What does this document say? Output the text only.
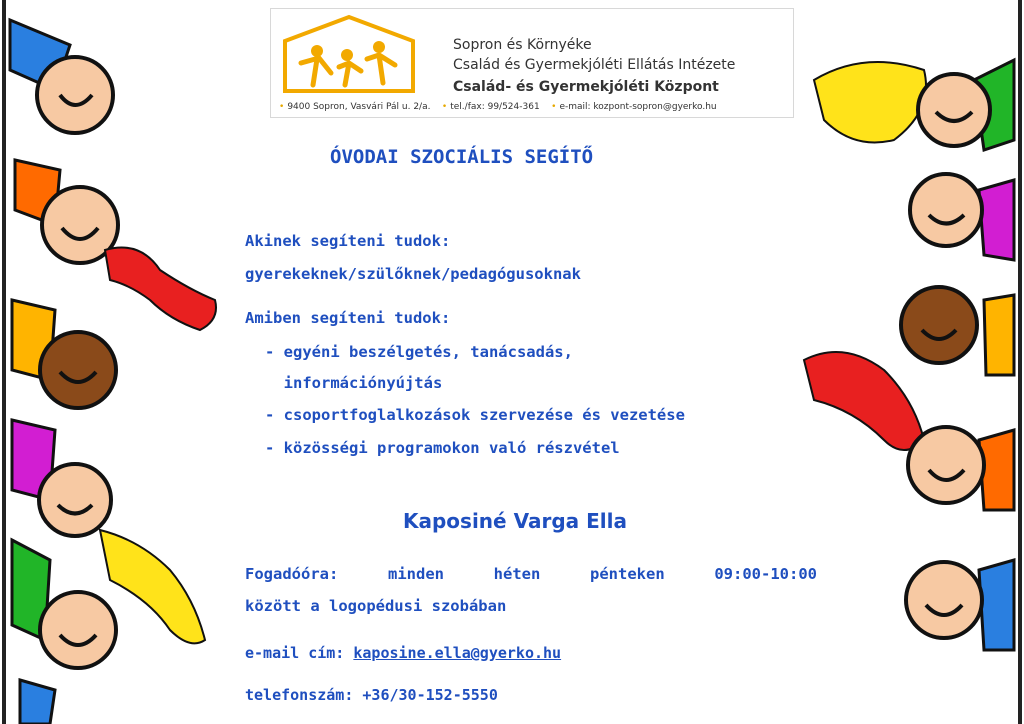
Sopron és Környéke
Család és Gyermekjóléti Ellátás Intézete
Család- és Gyermekjóléti Központ
• 9400 Sopron, Vasvári Pál u. 2/a. • tel./fax: 99/524-361 • e-mail: kozpont-sopron@gyerko.hu
ÓVODAI SZOCIÁLIS SEGÍTŐ
Akinek segíteni tudok:
gyerekeknek/szülőknek/pedagógusoknak
Amiben segíteni tudok:
- egyéni beszélgetés, tanácsadás,
információnyújtás
- csoportfoglalkozások szervezése és vezetése
- közösségi programokon való részvétel
Kaposiné Varga Ella
Fogadóóra: minden héten pénteken 09:00-10:00
között a logopédusi szobában
e-mail cím: kaposine.ella@gyerko.hu
telefonszám: +36/30-152-5550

| Set exercise |
Copy every line of the data exactly as written, excluding the pictures.

| Task solution |
What does this document say? Output the text only.
Sopron és Környéke
Család és Gyermekjóléti Ellátás Intézete
Család- és Gyermekjóléti Központ
• 9400 Sopron, Vasvári Pál u. 2/a. • tel./fax: 99/524-361 • e-mail: kozpont-sopron@gyerko.hu
ÓVODAI SZOCIÁLIS SEGÍTŐ
Akinek segíteni tudok:
gyerekeknek/szülőknek/pedagógusoknak
Amiben segíteni tudok:
- egyéni beszélgetés, tanácsadás,
információnyújtás
- csoportfoglalkozások szervezése és vezetése
- közösségi programokon való részvétel
Kaposiné Varga Ella
Fogadóóra: minden héten pénteken 09:00-10:00
között a logopédusi szobában
e-mail cím: kaposine.ella@gyerko.hu
telefonszám: +36/30-152-5550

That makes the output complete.